Say how many lines contain the word "建筑投影" and give no other text.

— begin Material to process —

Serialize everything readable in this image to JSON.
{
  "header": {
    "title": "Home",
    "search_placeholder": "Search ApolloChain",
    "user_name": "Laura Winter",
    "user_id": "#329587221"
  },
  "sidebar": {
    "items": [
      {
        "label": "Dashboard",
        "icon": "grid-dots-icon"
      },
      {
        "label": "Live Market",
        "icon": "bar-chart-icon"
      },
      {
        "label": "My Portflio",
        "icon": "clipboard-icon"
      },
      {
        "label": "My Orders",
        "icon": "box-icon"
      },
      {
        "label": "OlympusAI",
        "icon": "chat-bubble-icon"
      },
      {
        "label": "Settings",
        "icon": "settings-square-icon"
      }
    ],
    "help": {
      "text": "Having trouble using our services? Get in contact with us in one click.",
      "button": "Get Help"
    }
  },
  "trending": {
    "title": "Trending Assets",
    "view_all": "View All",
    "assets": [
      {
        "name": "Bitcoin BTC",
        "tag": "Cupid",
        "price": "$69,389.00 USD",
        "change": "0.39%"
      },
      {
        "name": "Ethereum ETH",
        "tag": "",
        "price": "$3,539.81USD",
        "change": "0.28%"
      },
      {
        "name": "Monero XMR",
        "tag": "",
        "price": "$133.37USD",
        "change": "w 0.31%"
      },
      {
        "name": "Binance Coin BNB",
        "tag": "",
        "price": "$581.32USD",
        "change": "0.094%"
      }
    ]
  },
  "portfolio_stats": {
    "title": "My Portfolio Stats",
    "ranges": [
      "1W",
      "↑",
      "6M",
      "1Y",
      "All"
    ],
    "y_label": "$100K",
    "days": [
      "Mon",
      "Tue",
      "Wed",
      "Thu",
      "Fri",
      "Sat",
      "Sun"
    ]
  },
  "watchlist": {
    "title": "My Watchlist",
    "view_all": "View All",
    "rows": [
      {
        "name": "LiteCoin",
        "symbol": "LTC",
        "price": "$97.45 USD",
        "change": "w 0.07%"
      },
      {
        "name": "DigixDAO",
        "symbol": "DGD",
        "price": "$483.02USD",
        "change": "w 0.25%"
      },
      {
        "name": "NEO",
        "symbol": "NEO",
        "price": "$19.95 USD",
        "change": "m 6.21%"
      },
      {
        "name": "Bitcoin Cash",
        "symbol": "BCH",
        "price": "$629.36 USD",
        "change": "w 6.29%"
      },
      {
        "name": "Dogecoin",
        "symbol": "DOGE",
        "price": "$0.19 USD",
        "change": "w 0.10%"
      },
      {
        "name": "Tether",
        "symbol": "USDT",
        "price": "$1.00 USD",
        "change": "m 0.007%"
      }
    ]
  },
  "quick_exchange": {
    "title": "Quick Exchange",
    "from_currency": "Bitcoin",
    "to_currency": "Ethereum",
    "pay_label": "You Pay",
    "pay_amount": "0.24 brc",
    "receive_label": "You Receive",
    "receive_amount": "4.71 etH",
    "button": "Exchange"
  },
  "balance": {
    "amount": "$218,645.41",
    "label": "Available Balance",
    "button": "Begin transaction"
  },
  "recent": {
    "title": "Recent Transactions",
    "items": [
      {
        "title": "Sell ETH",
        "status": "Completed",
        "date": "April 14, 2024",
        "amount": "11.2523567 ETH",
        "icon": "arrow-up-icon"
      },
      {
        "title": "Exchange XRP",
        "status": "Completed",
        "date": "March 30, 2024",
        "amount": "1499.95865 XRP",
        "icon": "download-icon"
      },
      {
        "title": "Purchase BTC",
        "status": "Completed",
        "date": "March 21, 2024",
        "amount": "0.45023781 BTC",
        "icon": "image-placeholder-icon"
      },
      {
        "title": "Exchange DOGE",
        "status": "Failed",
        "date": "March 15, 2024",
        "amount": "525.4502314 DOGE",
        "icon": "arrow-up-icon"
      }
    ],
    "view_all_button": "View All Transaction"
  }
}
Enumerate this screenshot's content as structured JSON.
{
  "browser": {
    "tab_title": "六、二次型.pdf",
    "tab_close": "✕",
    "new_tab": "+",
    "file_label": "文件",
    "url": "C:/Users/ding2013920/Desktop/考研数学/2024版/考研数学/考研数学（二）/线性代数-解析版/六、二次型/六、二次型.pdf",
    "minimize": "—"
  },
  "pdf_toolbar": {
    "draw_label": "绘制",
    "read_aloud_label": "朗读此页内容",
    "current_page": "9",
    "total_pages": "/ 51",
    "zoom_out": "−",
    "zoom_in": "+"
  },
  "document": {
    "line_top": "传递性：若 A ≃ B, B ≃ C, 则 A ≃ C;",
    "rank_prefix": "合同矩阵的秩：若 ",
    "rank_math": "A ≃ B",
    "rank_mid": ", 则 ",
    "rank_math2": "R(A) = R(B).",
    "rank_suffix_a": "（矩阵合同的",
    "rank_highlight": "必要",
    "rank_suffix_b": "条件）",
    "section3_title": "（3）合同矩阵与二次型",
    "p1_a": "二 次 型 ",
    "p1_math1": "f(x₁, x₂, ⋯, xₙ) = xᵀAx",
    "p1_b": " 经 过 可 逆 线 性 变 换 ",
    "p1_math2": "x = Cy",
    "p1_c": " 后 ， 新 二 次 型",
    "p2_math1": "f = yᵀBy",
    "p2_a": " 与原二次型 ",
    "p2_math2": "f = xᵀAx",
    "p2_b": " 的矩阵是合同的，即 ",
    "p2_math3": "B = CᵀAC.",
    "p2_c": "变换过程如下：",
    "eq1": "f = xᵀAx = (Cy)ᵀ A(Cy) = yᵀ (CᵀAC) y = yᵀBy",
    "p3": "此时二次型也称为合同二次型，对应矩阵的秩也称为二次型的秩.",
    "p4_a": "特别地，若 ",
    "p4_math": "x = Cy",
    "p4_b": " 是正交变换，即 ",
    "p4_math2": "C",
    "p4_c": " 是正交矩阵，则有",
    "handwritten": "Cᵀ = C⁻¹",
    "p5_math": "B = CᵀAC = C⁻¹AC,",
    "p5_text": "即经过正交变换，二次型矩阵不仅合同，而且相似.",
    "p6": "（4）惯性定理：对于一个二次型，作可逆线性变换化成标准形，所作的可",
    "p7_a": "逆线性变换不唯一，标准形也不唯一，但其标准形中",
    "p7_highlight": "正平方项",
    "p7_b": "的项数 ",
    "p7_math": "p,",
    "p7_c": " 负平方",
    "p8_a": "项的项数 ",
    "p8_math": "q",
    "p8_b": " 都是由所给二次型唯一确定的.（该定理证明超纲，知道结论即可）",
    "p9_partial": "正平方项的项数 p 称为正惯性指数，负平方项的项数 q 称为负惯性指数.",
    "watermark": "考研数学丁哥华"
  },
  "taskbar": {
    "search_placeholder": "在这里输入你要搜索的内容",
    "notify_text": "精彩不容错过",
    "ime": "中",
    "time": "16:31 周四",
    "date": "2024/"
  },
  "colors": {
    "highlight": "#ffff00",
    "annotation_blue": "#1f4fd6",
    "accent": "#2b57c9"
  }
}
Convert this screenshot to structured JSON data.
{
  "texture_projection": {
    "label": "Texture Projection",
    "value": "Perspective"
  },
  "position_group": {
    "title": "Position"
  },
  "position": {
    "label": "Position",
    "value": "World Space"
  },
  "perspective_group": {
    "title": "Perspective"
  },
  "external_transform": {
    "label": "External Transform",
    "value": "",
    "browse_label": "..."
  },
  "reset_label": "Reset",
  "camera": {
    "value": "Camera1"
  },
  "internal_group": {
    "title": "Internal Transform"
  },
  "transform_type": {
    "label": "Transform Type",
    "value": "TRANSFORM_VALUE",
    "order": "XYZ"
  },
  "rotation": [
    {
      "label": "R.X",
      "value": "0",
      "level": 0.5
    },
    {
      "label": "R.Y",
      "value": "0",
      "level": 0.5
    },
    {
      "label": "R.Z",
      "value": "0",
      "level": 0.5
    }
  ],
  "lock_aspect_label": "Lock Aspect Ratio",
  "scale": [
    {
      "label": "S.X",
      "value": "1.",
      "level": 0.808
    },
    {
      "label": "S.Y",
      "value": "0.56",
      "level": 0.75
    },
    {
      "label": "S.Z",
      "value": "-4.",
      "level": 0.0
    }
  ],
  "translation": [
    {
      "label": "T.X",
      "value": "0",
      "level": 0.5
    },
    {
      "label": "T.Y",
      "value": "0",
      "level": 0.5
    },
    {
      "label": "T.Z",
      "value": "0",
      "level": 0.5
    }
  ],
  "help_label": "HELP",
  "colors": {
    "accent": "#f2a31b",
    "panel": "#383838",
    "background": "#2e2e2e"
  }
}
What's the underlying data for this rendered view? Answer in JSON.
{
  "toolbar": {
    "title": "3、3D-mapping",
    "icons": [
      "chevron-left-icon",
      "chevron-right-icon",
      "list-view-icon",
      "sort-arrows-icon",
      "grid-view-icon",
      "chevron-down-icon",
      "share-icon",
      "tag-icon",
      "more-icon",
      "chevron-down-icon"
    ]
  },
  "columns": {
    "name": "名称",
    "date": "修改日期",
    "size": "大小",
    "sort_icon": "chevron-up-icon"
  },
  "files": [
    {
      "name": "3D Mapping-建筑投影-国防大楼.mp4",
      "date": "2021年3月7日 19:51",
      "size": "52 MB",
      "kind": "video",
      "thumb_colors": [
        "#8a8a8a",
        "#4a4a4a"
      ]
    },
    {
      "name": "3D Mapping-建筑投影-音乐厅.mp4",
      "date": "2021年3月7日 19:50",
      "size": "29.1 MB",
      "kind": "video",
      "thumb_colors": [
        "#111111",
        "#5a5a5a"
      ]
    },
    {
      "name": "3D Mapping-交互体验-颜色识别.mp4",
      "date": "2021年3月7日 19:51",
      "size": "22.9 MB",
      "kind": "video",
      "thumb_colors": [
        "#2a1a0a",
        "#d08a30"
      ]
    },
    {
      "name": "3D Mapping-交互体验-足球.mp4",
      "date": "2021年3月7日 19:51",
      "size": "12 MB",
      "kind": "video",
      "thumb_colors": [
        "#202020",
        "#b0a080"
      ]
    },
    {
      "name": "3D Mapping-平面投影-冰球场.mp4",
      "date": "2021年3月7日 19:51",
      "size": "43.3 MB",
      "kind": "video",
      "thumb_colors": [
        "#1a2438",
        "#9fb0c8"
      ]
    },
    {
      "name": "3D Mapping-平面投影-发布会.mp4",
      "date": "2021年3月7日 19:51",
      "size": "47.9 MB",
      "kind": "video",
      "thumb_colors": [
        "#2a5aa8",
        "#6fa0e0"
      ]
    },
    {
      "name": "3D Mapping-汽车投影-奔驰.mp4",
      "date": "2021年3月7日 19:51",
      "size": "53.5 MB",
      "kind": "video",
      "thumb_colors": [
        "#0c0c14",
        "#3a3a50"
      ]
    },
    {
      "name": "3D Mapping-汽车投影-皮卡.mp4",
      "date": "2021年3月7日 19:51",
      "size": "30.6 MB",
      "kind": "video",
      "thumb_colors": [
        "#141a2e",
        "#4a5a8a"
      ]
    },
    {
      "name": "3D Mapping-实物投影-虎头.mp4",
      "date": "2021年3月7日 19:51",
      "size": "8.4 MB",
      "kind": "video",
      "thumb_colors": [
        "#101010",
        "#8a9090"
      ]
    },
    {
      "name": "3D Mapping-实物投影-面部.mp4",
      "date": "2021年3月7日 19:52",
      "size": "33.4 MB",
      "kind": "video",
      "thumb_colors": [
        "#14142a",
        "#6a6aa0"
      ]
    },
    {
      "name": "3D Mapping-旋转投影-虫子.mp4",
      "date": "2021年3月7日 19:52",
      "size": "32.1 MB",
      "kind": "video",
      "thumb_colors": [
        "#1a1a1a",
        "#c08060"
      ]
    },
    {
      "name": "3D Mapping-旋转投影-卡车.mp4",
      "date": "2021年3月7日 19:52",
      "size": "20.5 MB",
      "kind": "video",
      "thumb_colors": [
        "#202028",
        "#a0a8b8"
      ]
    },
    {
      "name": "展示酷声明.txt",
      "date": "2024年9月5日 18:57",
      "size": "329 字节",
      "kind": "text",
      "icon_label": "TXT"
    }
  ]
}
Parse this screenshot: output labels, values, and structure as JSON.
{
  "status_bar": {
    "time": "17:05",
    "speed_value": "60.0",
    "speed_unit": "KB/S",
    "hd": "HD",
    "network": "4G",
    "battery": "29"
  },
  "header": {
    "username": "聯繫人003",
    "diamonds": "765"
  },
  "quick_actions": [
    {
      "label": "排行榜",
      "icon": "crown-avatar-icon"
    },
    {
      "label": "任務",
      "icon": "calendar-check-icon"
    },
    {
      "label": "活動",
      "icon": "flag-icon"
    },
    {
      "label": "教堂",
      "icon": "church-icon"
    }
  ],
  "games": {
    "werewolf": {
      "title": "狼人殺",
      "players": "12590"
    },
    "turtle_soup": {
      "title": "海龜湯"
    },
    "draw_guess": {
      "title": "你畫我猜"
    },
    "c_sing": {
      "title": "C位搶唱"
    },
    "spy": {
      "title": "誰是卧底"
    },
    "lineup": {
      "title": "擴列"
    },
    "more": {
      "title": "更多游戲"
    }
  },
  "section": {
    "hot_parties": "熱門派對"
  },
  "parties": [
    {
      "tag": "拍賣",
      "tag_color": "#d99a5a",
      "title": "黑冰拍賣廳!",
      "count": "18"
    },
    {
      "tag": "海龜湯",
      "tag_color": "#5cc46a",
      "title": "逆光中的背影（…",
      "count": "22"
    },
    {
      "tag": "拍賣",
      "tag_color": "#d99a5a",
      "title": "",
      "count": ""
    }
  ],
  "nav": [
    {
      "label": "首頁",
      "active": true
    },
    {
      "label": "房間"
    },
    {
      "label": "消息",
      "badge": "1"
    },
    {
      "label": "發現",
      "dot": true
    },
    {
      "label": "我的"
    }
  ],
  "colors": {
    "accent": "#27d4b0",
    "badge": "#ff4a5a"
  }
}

— end Material to process —

*Final result*:
2